TEXT PROVIDED:
....................

Haven’t seen her in literally 10 years. And probably wouldn’t be talking about her in my AT trail journals, were it not for the fact that she reached out to me about a month ago to share that her parents now live quite close to the Virginia AT, and that they wanted to host me for a night when I got closer to their neck of the woods. Well, today is “their neck of the woods.”
I hadn’t seen Sheila and Ed for just as long as it had been since I’d seen Dana–15 years or more. But her mom was insistent that she wanted to pick me up on trail, bring me in for the night, get me showered and fed, and all that fun.
So although I didn’t know that it was going to be today, Sheila messaged me this morning, and we were able to arrange it pretty easy.
Now that I’m in Shanendoah National park, there’s a road that runs pretty much right along the AT for the next 150 miles or so. As such, it’s pretty easy to connect with a vehicle.
She picked me up at mile 21 in my day, fed me seafood chowder and brownies, and insists on sending me back to trail with a bacon and egg sandwich after breakfast.

....................

DATA EXCERPT:
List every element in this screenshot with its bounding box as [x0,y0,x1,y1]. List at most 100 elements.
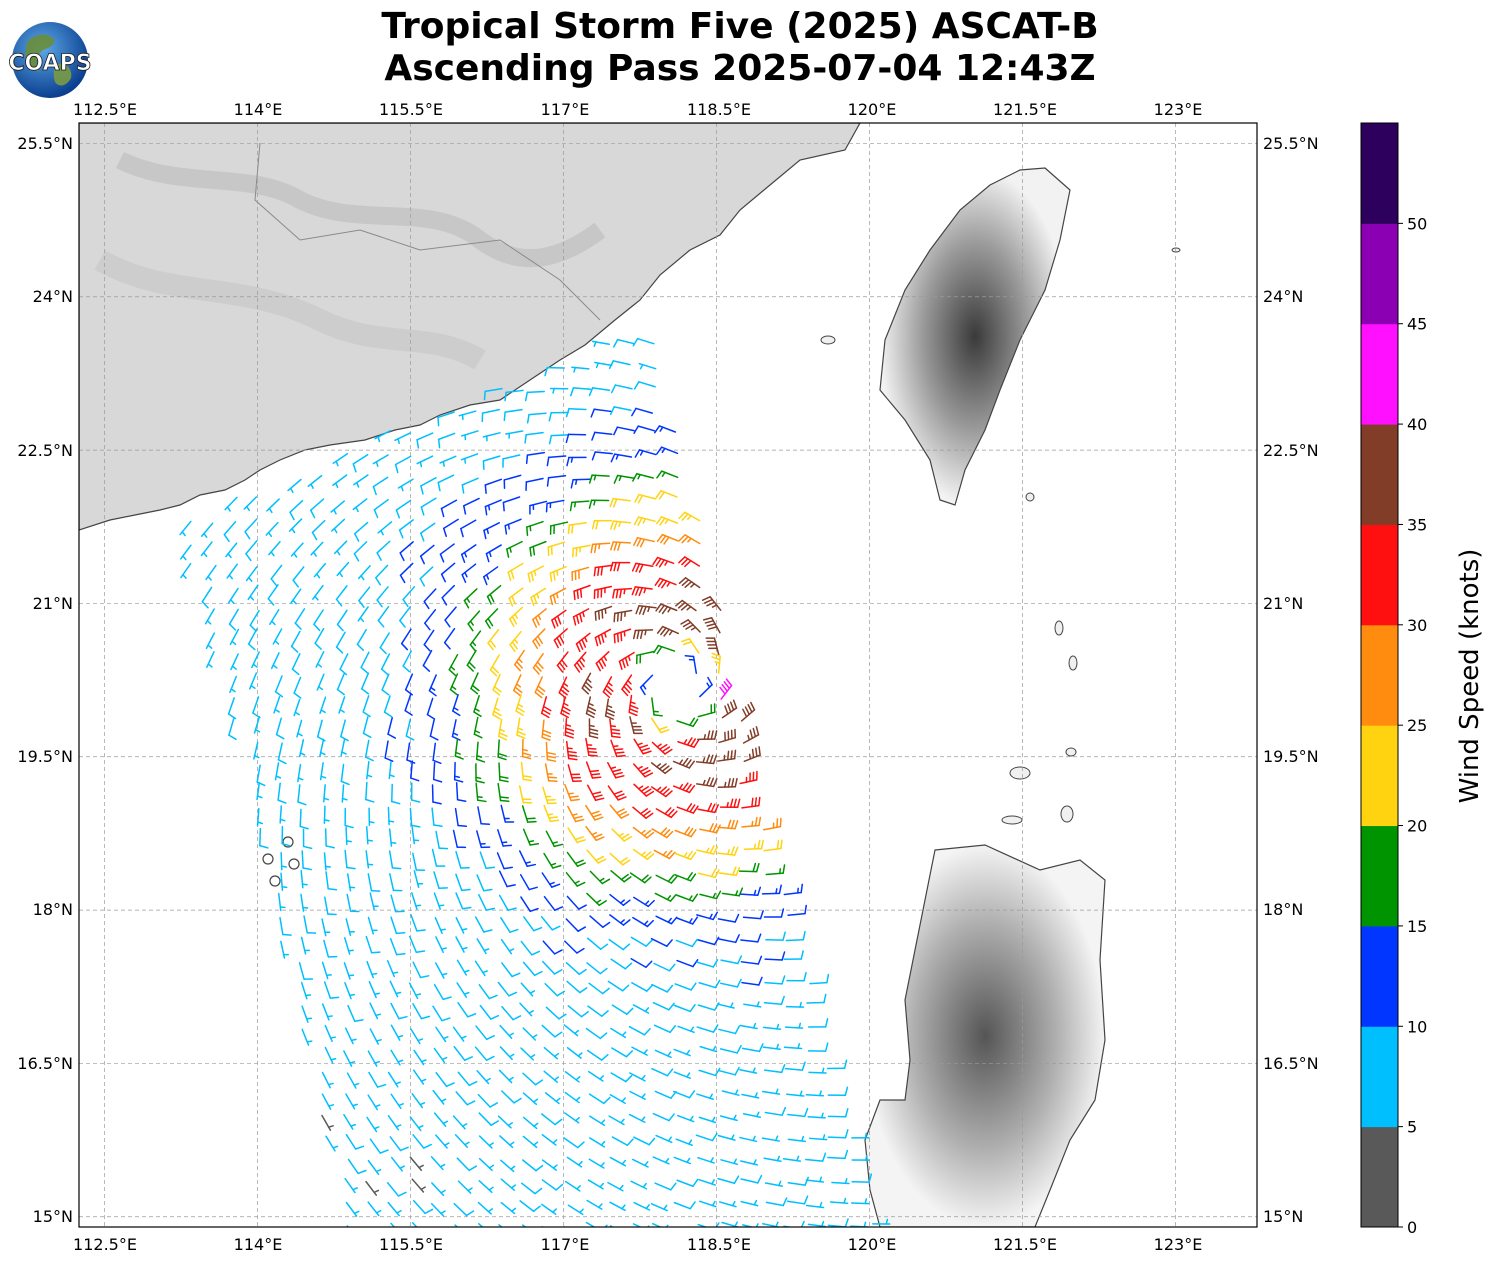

....................

EXERCISE REQUIREMENTS:
• a. Rewrite the paragraph of the trail journal entry that begins "She picked me up" as a brief bulleted list, keeping its main facts.
• b. List every person the trail journal entry names by name.
• c. Repeat the trail journal entry from "She picked me" up to and including "sandwich after breakfast.".
The material was gathered from a separate source and is unrelated to the trail journal entry.

EXPECTED ANSWERS:
• a.
- She picked me up at mile 21 of my day.
- She fed me seafood chowder and brownies.
- She insists on sending me back to the trail with a bacon and egg sandwich after breakfast.

• b. Sheila, Ed, Dana

• c.
She picked me up at mile 21 in my day, fed me seafood chowder and brownies, and insists on sending me back to trail with a bacon and egg sandwich after breakfast.